● **The request**
Please write out the complete listing that follows, exactly as it reads.

● **Material provided**
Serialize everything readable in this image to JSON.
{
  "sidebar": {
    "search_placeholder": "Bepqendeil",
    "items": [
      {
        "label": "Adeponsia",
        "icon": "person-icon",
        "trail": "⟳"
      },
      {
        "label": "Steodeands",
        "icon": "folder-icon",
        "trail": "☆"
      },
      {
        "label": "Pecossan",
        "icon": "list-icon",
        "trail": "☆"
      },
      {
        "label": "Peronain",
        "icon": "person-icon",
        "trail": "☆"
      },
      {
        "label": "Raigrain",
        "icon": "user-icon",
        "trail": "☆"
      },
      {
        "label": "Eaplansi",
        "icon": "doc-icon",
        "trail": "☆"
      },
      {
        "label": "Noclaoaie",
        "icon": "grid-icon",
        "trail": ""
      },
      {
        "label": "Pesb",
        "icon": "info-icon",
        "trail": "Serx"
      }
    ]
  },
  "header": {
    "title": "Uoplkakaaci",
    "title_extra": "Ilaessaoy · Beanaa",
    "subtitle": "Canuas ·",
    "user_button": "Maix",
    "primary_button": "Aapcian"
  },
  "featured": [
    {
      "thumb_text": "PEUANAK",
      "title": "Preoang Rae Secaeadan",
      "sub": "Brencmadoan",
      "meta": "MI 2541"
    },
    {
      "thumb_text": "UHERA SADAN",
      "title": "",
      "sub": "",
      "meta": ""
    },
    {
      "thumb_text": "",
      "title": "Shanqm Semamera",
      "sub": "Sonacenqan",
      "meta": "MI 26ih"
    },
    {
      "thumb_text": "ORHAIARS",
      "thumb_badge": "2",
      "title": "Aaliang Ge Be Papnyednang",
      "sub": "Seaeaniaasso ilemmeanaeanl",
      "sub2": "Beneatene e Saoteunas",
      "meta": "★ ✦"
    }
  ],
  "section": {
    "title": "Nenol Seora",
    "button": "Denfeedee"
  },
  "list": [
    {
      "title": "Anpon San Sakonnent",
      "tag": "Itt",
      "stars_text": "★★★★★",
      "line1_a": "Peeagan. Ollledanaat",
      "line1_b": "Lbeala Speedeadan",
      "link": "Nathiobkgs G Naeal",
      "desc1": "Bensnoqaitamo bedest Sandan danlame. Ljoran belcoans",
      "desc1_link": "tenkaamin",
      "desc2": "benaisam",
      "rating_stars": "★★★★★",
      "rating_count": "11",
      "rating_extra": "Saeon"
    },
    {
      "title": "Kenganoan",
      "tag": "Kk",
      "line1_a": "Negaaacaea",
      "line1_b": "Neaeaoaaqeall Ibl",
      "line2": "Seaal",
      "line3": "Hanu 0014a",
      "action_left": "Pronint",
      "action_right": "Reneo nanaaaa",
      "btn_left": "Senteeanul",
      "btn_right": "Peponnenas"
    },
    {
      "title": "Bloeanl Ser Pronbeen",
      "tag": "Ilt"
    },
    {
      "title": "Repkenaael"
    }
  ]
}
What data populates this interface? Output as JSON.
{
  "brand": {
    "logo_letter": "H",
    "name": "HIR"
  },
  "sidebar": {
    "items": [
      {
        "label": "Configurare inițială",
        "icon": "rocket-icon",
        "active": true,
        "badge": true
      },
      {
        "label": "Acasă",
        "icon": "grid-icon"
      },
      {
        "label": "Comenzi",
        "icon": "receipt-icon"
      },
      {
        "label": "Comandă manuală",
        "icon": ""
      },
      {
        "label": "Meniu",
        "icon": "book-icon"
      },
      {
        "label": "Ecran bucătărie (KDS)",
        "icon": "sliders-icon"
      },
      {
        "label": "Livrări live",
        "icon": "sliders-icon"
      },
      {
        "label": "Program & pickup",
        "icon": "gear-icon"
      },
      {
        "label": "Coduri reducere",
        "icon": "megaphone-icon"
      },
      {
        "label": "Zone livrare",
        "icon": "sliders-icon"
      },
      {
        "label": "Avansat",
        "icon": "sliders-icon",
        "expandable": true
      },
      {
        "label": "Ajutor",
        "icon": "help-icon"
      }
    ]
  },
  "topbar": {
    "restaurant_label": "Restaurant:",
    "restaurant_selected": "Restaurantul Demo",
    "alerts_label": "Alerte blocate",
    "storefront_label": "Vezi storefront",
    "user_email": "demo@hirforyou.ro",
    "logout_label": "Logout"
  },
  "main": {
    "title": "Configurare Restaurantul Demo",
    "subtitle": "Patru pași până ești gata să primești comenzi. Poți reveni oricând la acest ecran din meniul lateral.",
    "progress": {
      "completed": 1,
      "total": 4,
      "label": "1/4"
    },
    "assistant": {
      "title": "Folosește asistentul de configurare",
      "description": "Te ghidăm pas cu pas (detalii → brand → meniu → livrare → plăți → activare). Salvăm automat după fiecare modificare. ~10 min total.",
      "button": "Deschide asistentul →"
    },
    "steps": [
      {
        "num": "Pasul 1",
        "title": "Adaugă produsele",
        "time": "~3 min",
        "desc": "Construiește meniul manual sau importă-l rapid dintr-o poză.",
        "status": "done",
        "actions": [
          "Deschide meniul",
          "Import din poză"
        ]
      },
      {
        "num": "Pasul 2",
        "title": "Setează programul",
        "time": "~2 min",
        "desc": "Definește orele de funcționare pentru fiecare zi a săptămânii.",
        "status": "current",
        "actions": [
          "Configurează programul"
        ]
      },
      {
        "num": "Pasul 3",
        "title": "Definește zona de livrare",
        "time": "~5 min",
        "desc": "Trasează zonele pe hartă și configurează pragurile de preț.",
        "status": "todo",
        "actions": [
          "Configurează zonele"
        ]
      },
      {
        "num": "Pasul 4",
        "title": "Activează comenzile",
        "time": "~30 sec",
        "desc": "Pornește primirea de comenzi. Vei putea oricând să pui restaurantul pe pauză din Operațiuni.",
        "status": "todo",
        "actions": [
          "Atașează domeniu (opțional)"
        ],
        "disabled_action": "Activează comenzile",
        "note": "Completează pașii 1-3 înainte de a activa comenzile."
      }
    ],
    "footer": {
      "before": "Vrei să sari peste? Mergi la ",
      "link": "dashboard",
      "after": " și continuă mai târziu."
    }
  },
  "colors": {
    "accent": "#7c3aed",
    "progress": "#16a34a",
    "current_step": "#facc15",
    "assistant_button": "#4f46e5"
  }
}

● **Worked answer**
Serialize everything readable in this image to JSON.
{
  "sidebar": {
    "search_placeholder": "Bepqendeil",
    "items": [
      {
        "label": "Adeponsia",
        "icon": "person-icon",
        "trail": "⟳"
      },
      {
        "label": "Steodeands",
        "icon": "folder-icon",
        "trail": "☆"
      },
      {
        "label": "Pecossan",
        "icon": "list-icon",
        "trail": "☆"
      },
      {
        "label": "Peronain",
        "icon": "person-icon",
        "trail": "☆"
      },
      {
        "label": "Raigrain",
        "icon": "user-icon",
        "trail": "☆"
      },
      {
        "label": "Eaplansi",
        "icon": "doc-icon",
        "trail": "☆"
      },
      {
        "label": "Noclaoaie",
        "icon": "grid-icon",
        "trail": ""
      },
      {
        "label": "Pesb",
        "icon": "info-icon",
        "trail": "Serx"
      }
    ]
  },
  "header": {
    "title": "Uoplkakaaci",
    "title_extra": "Ilaessaoy · Beanaa",
    "subtitle": "Canuas ·",
    "user_button": "Maix",
    "primary_button": "Aapcian"
  },
  "featured": [
    {
      "thumb_text": "PEUANAK",
      "title": "Preoang Rae Secaeadan",
      "sub": "Brencmadoan",
      "meta": "MI 2541"
    },
    {
      "thumb_text": "UHERA SADAN",
      "title": "",
      "sub": "",
      "meta": ""
    },
    {
      "thumb_text": "",
      "title": "Shanqm Semamera",
      "sub": "Sonacenqan",
      "meta": "MI 26ih"
    },
    {
      "thumb_text": "ORHAIARS",
      "thumb_badge": "2",
      "title": "Aaliang Ge Be Papnyednang",
      "sub": "Seaeaniaasso ilemmeanaeanl",
      "sub2": "Beneatene e Saoteunas",
      "meta": "★ ✦"
    }
  ],
  "section": {
    "title": "Nenol Seora",
    "button": "Denfeedee"
  },
  "list": [
    {
      "title": "Anpon San Sakonnent",
      "tag": "Itt",
      "stars_text": "★★★★★",
      "line1_a": "Peeagan. Ollledanaat",
      "line1_b": "Lbeala Speedeadan",
      "link": "Nathiobkgs G Naeal",
      "desc1": "Bensnoqaitamo bedest Sandan danlame. Ljoran belcoans",
      "desc1_link": "tenkaamin",
      "desc2": "benaisam",
      "rating_stars": "★★★★★",
      "rating_count": "11",
      "rating_extra": "Saeon"
    },
    {
      "title": "Kenganoan",
      "tag": "Kk",
      "line1_a": "Negaaacaea",
      "line1_b": "Neaeaoaaqeall Ibl",
      "line2": "Seaal",
      "line3": "Hanu 0014a",
      "action_left": "Pronint",
      "action_right": "Reneo nanaaaa",
      "btn_left": "Senteeanul",
      "btn_right": "Peponnenas"
    },
    {
      "title": "Bloeanl Ser Pronbeen",
      "tag": "Ilt"
    },
    {
      "title": "Repkenaael"
    }
  ]
}
What data populates this interface? Output as JSON.
{
  "brand": {
    "logo_letter": "H",
    "name": "HIR"
  },
  "sidebar": {
    "items": [
      {
        "label": "Configurare inițială",
        "icon": "rocket-icon",
        "active": true,
        "badge": true
      },
      {
        "label": "Acasă",
        "icon": "grid-icon"
      },
      {
        "label": "Comenzi",
        "icon": "receipt-icon"
      },
      {
        "label": "Comandă manuală",
        "icon": ""
      },
      {
        "label": "Meniu",
        "icon": "book-icon"
      },
      {
        "label": "Ecran bucătărie (KDS)",
        "icon": "sliders-icon"
      },
      {
        "label": "Livrări live",
        "icon": "sliders-icon"
      },
      {
        "label": "Program & pickup",
        "icon": "gear-icon"
      },
      {
        "label": "Coduri reducere",
        "icon": "megaphone-icon"
      },
      {
        "label": "Zone livrare",
        "icon": "sliders-icon"
      },
      {
        "label": "Avansat",
        "icon": "sliders-icon",
        "expandable": true
      },
      {
        "label": "Ajutor",
        "icon": "help-icon"
      }
    ]
  },
  "topbar": {
    "restaurant_label": "Restaurant:",
    "restaurant_selected": "Restaurantul Demo",
    "alerts_label": "Alerte blocate",
    "storefront_label": "Vezi storefront",
    "user_email": "demo@hirforyou.ro",
    "logout_label": "Logout"
  },
  "main": {
    "title": "Configurare Restaurantul Demo",
    "subtitle": "Patru pași până ești gata să primești comenzi. Poți reveni oricând la acest ecran din meniul lateral.",
    "progress": {
      "completed": 1,
      "total": 4,
      "label": "1/4"
    },
    "assistant": {
      "title": "Folosește asistentul de configurare",
      "description": "Te ghidăm pas cu pas (detalii → brand → meniu → livrare → plăți → activare). Salvăm automat după fiecare modificare. ~10 min total.",
      "button": "Deschide asistentul →"
    },
    "steps": [
      {
        "num": "Pasul 1",
        "title": "Adaugă produsele",
        "time": "~3 min",
        "desc": "Construiește meniul manual sau importă-l rapid dintr-o poză.",
        "status": "done",
        "actions": [
          "Deschide meniul",
          "Import din poză"
        ]
      },
      {
        "num": "Pasul 2",
        "title": "Setează programul",
        "time": "~2 min",
        "desc": "Definește orele de funcționare pentru fiecare zi a săptămânii.",
        "status": "current",
        "actions": [
          "Configurează programul"
        ]
      },
      {
        "num": "Pasul 3",
        "title": "Definește zona de livrare",
        "time": "~5 min",
        "desc": "Trasează zonele pe hartă și configurează pragurile de preț.",
        "status": "todo",
        "actions": [
          "Configurează zonele"
        ]
      },
      {
        "num": "Pasul 4",
        "title": "Activează comenzile",
        "time": "~30 sec",
        "desc": "Pornește primirea de comenzi. Vei putea oricând să pui restaurantul pe pauză din Operațiuni.",
        "status": "todo",
        "actions": [
          "Atașează domeniu (opțional)"
        ],
        "disabled_action": "Activează comenzile",
        "note": "Completează pașii 1-3 înainte de a activa comenzile."
      }
    ],
    "footer": {
      "before": "Vrei să sari peste? Mergi la ",
      "link": "dashboard",
      "after": " și continuă mai târziu."
    }
  },
  "colors": {
    "accent": "#7c3aed",
    "progress": "#16a34a",
    "current_step": "#facc15",
    "assistant_button": "#4f46e5"
  }
}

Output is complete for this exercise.